TAREFA 1 - Reproduza o trecho da entrevista que vai de "Diário de Notícias" a "cultura e linguagem.", incluindo os dois extremos.

====

Diário de Notícias - Dinheiro Vivo
Jorge Portugal “Apenas 6% das empresas que se dizem inovadoras colaboram com o setor académico”
Para o diretor-geral da COTEC Portugal, associação empresarial para a inovação, ter doutorados nas empresas é essencial para construir pontes com as universidades, promovendo a mesma cultura e linguagem.
D38 mil empresas que exportam, apenas uma em cada dez têm capacidade de desenvolvimento tecnológico próprio.” É o retrato que nos traça Jorge Portugal, diretor-geral da associação empresarial para a inovação COTEC Portugal, nesta conversa sobre inovação empresarial, olhando para a composição do novo governo e as necessidades mais urgentes para gerar riqueza para o país.
Com o novo governo a iniciar funções, quais são as prioridades que o novo ministro da Economia, Pedro Reis, deverá ter?

====

TAREFA 2 - Transcreva, nas linhas de dados, aquelas que se situam entre a que contém "- plan-count-cell: 8: [424, 1471, 534, 1516]" e a que contém "- admitted-count-cell: 5: [534, 2330, 644, 2375]", incluindo ambas.

DADOS FORNECIDOS -
====

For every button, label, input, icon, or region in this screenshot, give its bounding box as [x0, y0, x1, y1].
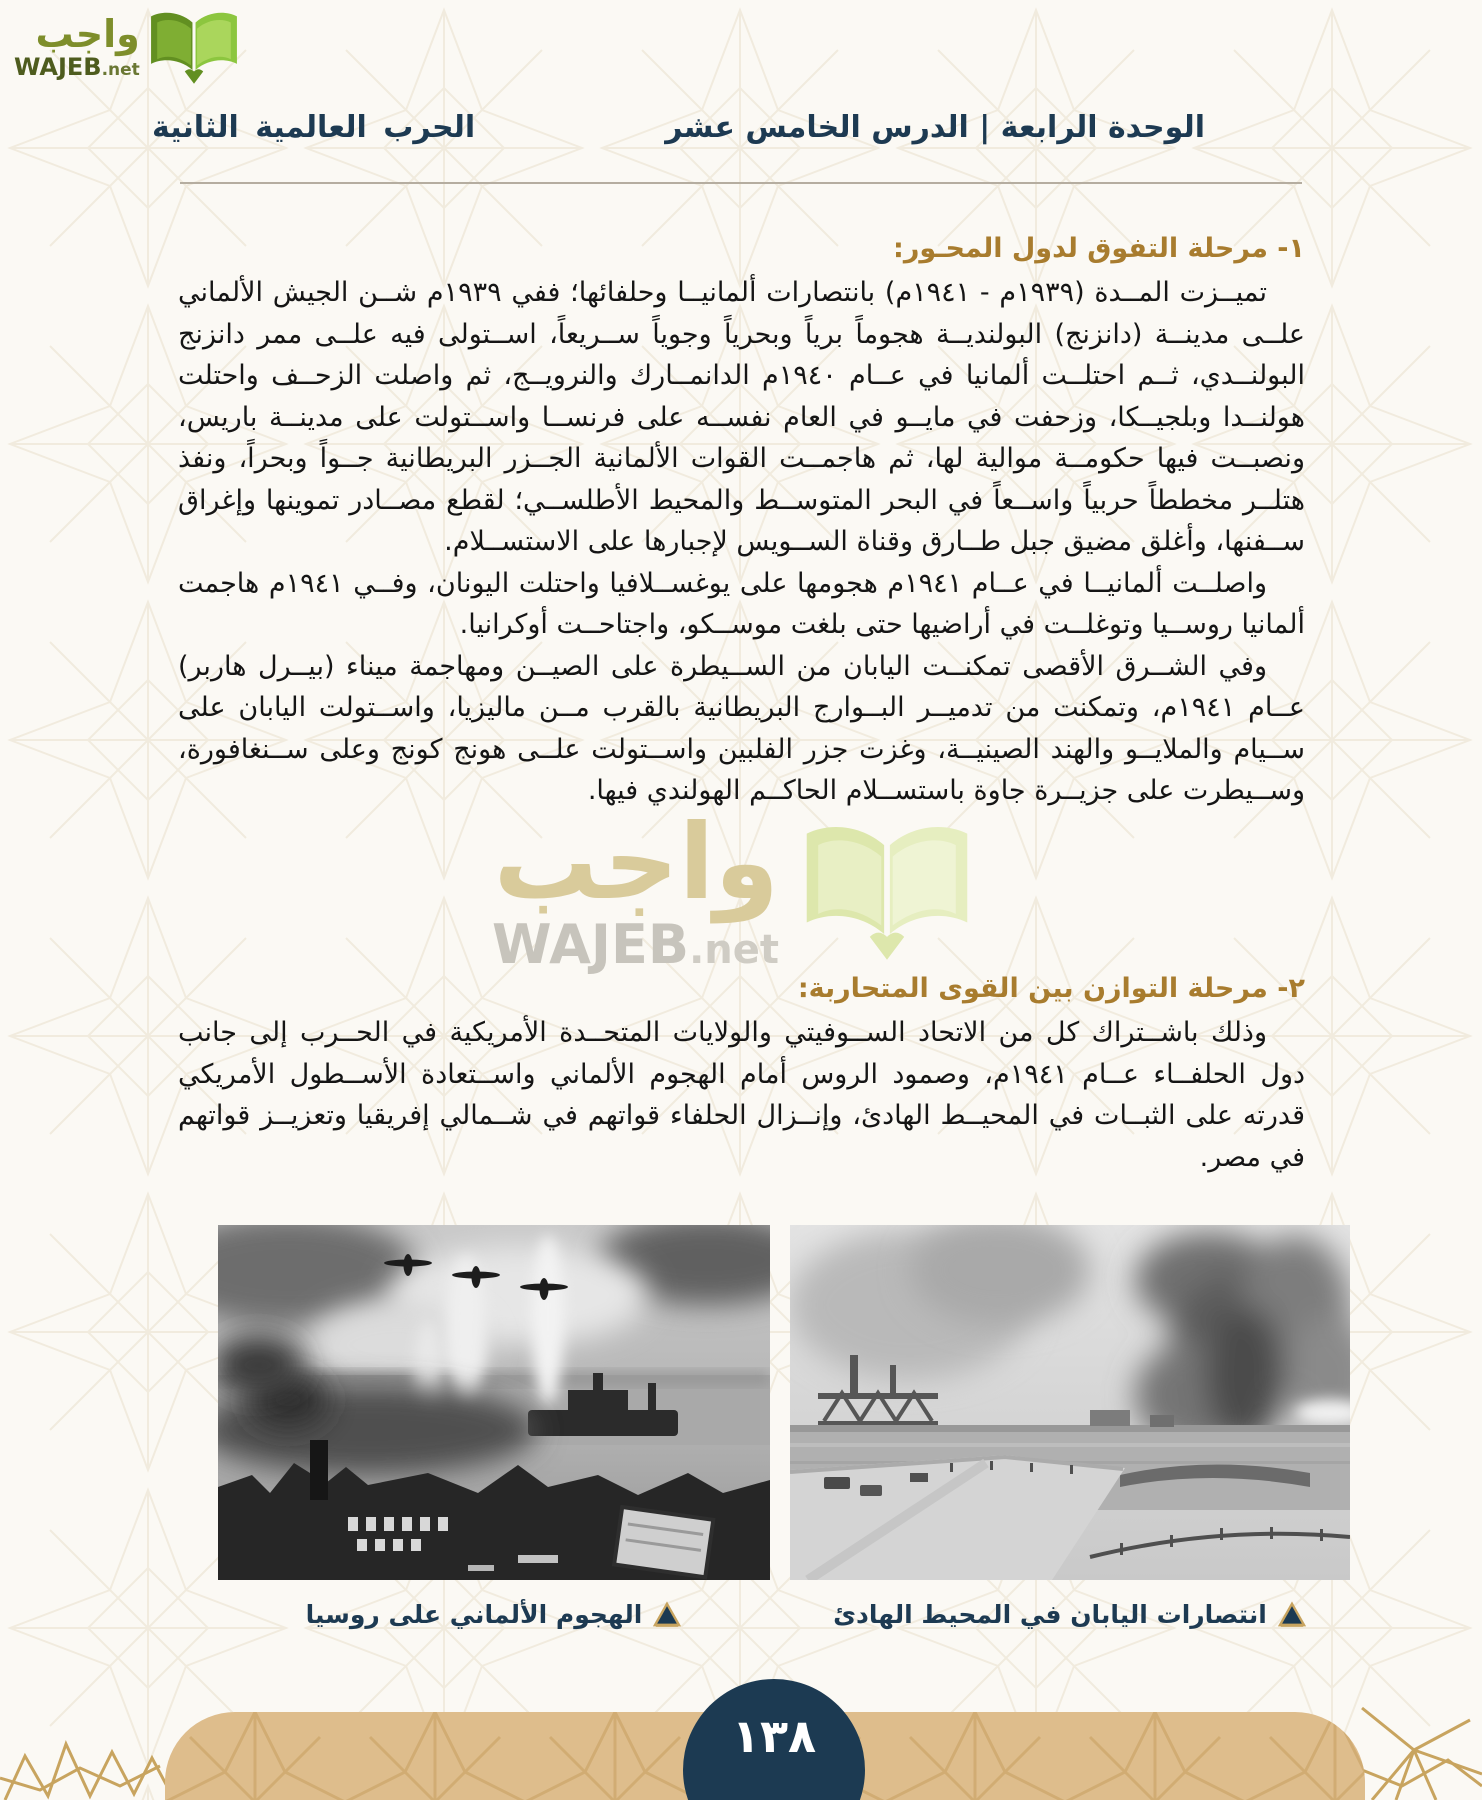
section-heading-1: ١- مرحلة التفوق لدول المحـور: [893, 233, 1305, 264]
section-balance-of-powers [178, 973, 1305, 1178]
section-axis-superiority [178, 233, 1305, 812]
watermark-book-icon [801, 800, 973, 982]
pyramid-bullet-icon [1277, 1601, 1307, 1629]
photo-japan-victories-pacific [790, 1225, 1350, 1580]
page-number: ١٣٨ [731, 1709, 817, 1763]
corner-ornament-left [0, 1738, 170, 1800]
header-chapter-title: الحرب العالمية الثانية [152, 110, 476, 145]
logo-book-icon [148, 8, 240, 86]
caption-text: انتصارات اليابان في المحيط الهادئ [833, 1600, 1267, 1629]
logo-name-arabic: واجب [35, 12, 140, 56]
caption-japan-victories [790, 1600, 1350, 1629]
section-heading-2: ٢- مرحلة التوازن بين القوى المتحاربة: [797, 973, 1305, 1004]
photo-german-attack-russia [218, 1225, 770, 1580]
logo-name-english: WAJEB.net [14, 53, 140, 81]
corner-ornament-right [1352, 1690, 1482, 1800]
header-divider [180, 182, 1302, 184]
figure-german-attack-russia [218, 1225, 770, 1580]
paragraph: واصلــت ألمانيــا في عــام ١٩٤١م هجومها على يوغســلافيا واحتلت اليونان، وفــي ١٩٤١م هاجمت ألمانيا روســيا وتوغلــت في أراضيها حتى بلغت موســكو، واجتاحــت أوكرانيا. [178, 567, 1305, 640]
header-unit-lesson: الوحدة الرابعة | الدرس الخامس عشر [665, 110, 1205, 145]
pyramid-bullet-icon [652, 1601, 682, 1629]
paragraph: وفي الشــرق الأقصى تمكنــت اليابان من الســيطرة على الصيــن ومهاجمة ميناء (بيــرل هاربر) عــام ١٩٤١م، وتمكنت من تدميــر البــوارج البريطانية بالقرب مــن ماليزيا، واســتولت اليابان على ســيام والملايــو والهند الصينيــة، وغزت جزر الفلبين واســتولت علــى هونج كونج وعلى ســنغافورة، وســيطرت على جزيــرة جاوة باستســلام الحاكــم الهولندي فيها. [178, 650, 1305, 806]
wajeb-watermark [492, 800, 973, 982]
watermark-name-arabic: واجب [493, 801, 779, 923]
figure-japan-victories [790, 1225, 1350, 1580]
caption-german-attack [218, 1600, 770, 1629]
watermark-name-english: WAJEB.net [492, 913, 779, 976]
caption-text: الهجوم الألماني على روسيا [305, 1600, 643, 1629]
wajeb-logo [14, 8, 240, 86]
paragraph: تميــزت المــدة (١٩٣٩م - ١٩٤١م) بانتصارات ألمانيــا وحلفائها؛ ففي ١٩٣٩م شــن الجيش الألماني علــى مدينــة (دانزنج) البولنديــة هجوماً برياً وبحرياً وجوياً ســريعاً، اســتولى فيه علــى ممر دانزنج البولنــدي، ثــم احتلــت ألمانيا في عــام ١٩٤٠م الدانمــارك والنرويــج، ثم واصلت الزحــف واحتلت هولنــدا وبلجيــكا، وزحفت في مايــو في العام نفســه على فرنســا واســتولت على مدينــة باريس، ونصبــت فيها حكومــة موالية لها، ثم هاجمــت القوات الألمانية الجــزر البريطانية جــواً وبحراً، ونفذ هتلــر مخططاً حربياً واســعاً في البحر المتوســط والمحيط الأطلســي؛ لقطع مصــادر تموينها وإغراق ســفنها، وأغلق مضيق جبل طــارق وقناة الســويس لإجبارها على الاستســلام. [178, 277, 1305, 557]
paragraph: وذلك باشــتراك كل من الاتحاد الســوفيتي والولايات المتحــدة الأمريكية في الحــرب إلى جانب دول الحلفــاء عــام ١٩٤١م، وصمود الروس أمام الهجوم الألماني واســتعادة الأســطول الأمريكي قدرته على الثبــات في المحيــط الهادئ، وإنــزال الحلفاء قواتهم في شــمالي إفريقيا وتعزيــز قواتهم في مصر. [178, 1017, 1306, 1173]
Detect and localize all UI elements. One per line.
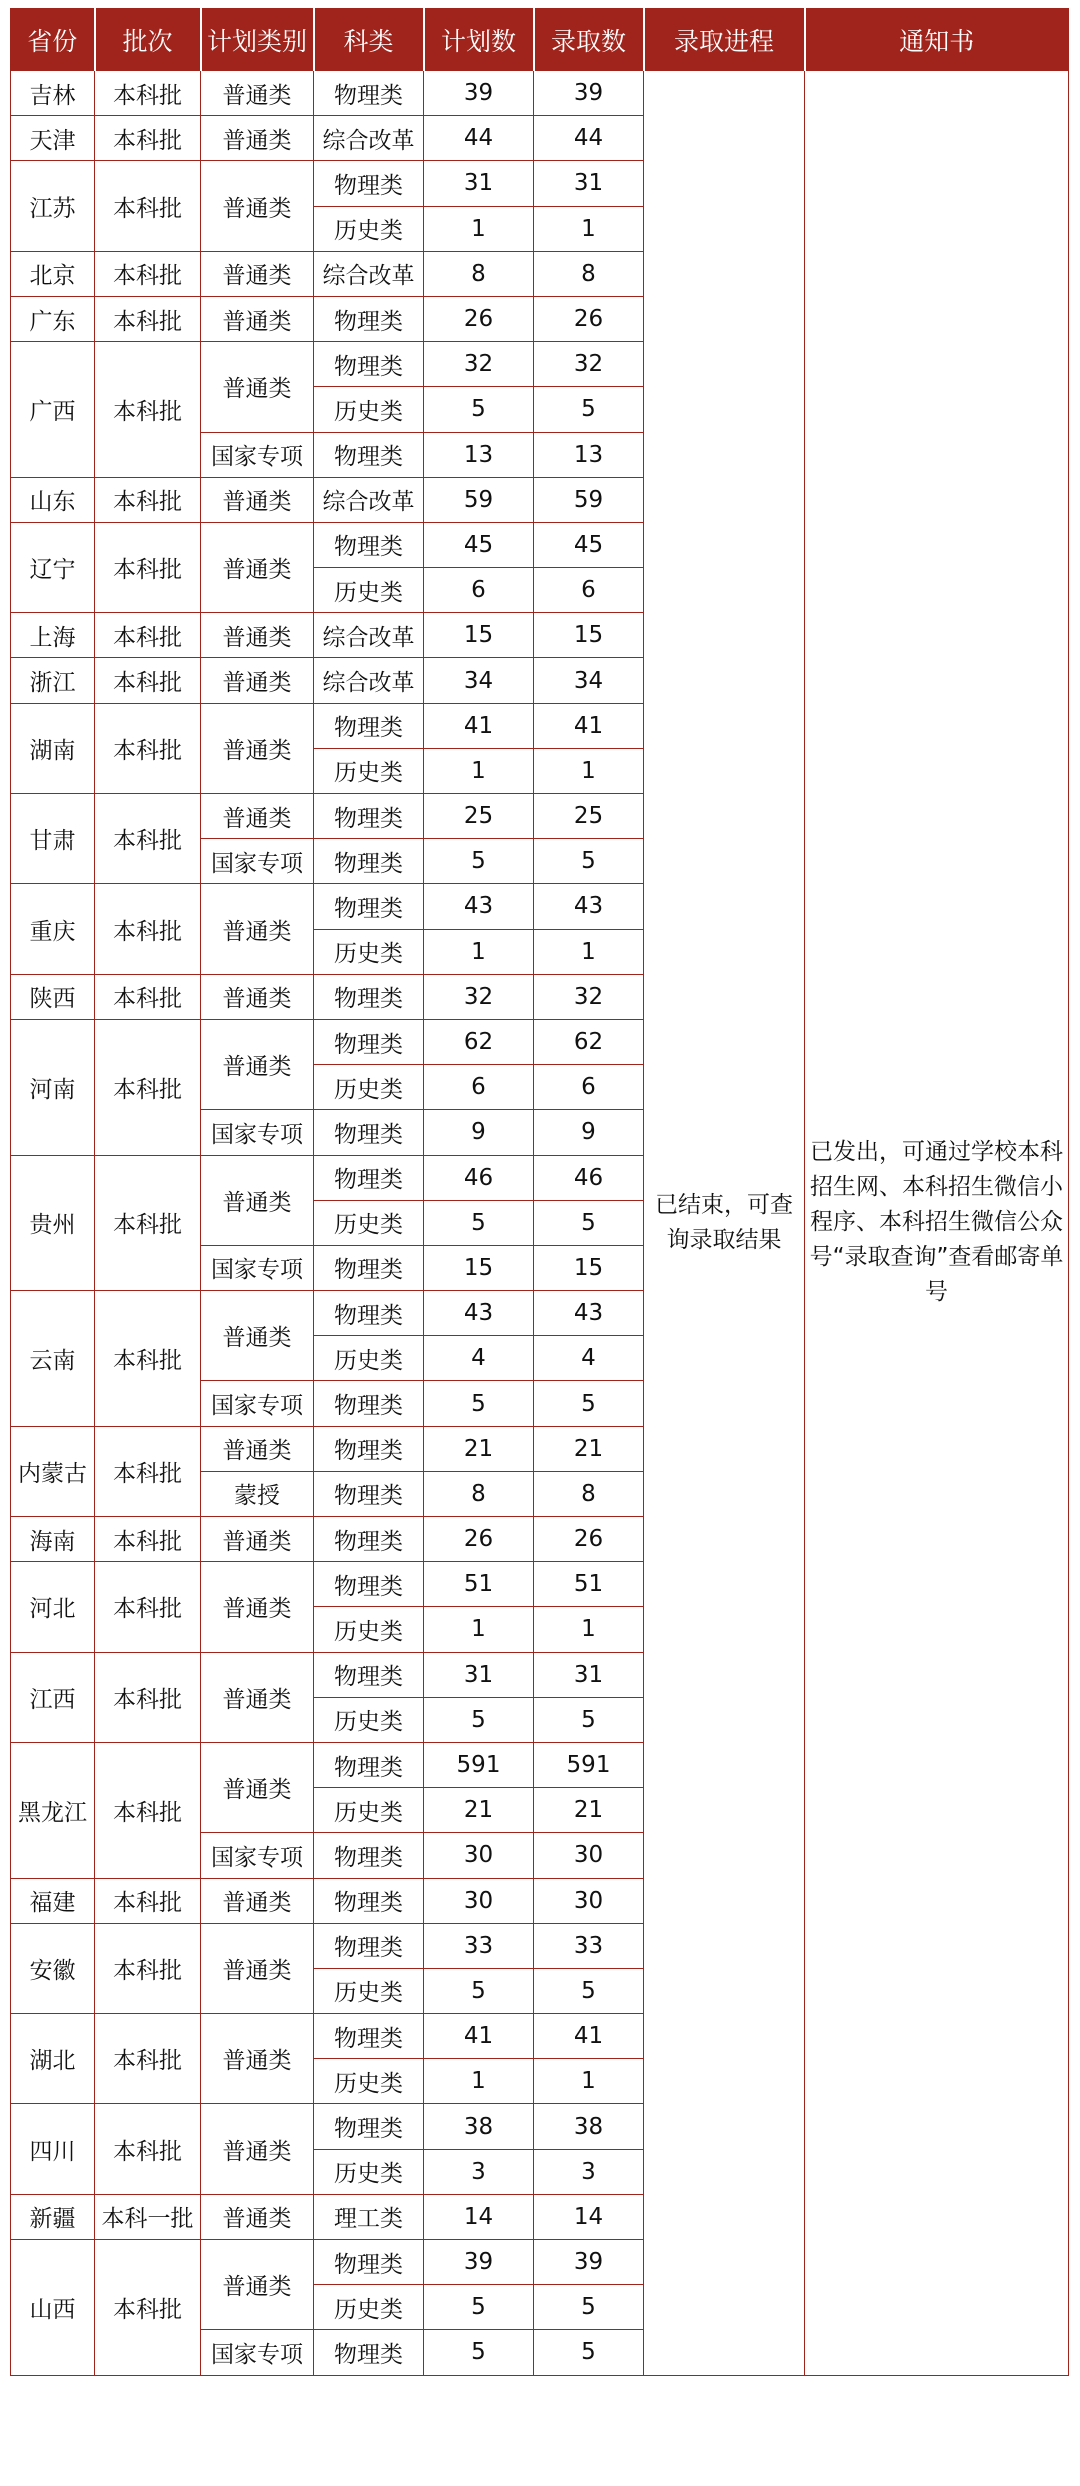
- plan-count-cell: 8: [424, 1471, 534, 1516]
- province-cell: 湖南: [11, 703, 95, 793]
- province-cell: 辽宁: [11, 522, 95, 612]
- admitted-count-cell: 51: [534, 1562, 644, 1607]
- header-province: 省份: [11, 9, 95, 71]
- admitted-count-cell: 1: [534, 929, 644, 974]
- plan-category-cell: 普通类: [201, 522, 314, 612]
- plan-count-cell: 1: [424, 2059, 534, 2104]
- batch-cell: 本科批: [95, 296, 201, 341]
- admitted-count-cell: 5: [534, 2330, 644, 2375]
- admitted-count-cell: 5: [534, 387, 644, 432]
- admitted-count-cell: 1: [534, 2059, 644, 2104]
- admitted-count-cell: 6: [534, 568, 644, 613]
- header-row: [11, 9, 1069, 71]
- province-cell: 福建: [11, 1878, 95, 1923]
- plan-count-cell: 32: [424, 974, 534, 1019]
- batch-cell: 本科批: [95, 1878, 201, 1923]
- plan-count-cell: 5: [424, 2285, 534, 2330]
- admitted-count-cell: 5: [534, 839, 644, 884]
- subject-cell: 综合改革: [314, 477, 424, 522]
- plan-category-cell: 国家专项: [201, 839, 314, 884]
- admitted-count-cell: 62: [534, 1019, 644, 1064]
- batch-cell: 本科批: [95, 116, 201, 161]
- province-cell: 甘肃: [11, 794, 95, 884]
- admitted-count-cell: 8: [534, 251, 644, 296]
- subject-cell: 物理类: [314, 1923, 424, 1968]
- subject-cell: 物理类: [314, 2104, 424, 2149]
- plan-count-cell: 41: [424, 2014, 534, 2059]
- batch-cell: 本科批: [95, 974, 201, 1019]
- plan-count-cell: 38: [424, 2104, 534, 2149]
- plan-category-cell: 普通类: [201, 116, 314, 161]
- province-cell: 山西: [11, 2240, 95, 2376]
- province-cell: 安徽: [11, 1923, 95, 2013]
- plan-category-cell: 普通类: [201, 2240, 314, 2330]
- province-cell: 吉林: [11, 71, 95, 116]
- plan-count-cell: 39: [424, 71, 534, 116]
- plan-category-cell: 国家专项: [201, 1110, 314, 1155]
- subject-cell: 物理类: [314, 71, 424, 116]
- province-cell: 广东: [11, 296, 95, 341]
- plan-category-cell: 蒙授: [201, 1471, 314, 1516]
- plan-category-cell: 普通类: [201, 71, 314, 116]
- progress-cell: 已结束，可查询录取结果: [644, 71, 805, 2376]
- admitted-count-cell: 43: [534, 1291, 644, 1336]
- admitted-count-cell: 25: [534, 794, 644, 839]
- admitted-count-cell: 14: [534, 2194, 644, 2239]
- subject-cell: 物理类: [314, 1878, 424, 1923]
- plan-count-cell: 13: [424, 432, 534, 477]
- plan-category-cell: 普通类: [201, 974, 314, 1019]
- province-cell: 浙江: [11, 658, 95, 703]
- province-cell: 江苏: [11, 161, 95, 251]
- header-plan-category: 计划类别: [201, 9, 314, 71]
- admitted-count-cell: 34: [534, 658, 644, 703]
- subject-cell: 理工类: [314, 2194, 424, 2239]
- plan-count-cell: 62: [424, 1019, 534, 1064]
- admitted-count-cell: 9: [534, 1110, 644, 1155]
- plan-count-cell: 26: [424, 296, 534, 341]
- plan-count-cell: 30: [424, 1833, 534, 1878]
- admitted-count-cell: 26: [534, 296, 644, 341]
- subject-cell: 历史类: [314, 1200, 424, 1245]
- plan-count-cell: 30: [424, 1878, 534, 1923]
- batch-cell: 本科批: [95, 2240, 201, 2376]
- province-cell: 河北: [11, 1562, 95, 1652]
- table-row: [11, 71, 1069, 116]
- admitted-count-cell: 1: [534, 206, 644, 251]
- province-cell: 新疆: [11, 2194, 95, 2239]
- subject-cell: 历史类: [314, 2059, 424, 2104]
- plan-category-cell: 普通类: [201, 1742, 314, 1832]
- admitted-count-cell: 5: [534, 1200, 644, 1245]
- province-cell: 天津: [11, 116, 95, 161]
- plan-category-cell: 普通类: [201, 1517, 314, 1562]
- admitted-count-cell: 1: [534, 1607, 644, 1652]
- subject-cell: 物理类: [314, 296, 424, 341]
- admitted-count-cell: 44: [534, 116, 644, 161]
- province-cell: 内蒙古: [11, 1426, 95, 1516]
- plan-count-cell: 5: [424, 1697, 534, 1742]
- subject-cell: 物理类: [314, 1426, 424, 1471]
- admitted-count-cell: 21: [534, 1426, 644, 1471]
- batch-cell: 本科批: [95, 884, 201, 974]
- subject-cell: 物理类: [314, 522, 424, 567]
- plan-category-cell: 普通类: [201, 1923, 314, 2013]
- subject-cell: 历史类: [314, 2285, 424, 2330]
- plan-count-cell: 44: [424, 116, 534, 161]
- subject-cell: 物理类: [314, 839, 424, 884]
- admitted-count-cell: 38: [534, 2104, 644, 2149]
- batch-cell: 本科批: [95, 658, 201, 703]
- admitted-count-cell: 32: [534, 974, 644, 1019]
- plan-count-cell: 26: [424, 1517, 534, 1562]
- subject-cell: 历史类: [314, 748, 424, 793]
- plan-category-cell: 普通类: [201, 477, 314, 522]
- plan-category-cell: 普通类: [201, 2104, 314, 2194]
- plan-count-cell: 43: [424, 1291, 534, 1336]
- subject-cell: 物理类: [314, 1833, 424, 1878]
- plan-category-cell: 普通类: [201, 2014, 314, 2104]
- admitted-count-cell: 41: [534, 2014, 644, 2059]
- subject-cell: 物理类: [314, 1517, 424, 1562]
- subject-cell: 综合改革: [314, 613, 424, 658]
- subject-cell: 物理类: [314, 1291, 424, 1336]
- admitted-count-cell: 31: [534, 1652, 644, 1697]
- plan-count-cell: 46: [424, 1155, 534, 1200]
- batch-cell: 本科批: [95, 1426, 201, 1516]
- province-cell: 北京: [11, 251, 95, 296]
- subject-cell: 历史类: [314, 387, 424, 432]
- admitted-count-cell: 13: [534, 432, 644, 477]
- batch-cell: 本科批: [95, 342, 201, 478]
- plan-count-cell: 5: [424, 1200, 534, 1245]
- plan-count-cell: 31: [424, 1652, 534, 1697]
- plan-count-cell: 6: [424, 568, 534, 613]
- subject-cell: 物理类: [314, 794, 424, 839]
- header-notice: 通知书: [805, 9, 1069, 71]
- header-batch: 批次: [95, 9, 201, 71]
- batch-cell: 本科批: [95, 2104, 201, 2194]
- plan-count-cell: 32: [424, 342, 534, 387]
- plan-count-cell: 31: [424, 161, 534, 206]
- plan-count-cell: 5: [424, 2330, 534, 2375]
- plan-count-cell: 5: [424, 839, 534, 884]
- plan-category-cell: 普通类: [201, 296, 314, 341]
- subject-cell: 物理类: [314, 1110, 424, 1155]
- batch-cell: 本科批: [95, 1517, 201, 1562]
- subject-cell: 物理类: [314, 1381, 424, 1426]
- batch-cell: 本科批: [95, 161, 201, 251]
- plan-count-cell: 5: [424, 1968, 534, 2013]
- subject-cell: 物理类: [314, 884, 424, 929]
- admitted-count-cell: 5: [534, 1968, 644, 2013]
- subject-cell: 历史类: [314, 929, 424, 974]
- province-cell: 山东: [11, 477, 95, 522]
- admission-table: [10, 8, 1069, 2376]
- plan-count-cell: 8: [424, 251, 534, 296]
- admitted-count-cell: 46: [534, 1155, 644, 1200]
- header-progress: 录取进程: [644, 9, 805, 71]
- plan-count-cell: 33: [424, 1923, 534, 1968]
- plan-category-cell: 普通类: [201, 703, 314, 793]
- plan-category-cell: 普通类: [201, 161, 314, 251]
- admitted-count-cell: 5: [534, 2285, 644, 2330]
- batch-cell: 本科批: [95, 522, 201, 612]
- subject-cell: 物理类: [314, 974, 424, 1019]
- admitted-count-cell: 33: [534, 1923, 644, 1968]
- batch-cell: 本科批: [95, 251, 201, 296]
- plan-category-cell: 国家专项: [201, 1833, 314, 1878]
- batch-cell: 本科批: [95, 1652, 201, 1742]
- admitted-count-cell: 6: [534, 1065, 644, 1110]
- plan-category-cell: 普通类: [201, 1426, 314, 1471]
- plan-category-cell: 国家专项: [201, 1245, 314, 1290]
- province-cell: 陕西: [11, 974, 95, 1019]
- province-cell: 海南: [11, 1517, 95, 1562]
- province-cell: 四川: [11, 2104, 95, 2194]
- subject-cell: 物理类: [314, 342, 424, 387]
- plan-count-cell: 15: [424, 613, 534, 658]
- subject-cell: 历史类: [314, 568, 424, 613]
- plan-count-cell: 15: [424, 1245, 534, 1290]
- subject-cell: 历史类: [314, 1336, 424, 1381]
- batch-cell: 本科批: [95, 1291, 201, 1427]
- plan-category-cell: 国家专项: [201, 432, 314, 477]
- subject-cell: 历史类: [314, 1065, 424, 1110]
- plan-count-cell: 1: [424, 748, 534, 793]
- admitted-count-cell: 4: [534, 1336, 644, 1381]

====

RESPOSTA CORRETA 1 -
Diário de Notícias - Dinheiro Vivo
Jorge Portugal “Apenas 6% das empresas que se dizem inovadoras colaboram com o setor académico”
Para o diretor-geral da COTEC Portugal, associação empresarial para a inovação, ter doutorados nas empresas é essencial para construir pontes com as universidades, promovendo a mesma cultura e linguagem.

RESPOSTA CORRETA 2 -
- plan-count-cell: 8: [424, 1471, 534, 1516]
- province-cell: 湖南: [11, 703, 95, 793]
- province-cell: 辽宁: [11, 522, 95, 612]
- admitted-count-cell: 51: [534, 1562, 644, 1607]
- header-province: 省份: [11, 9, 95, 71]
- admitted-count-cell: 1: [534, 929, 644, 974]
- plan-category-cell: 普通类: [201, 522, 314, 612]
- plan-count-cell: 1: [424, 2059, 534, 2104]
- batch-cell: 本科批: [95, 296, 201, 341]
- admitted-count-cell: 5: [534, 2330, 644, 2375]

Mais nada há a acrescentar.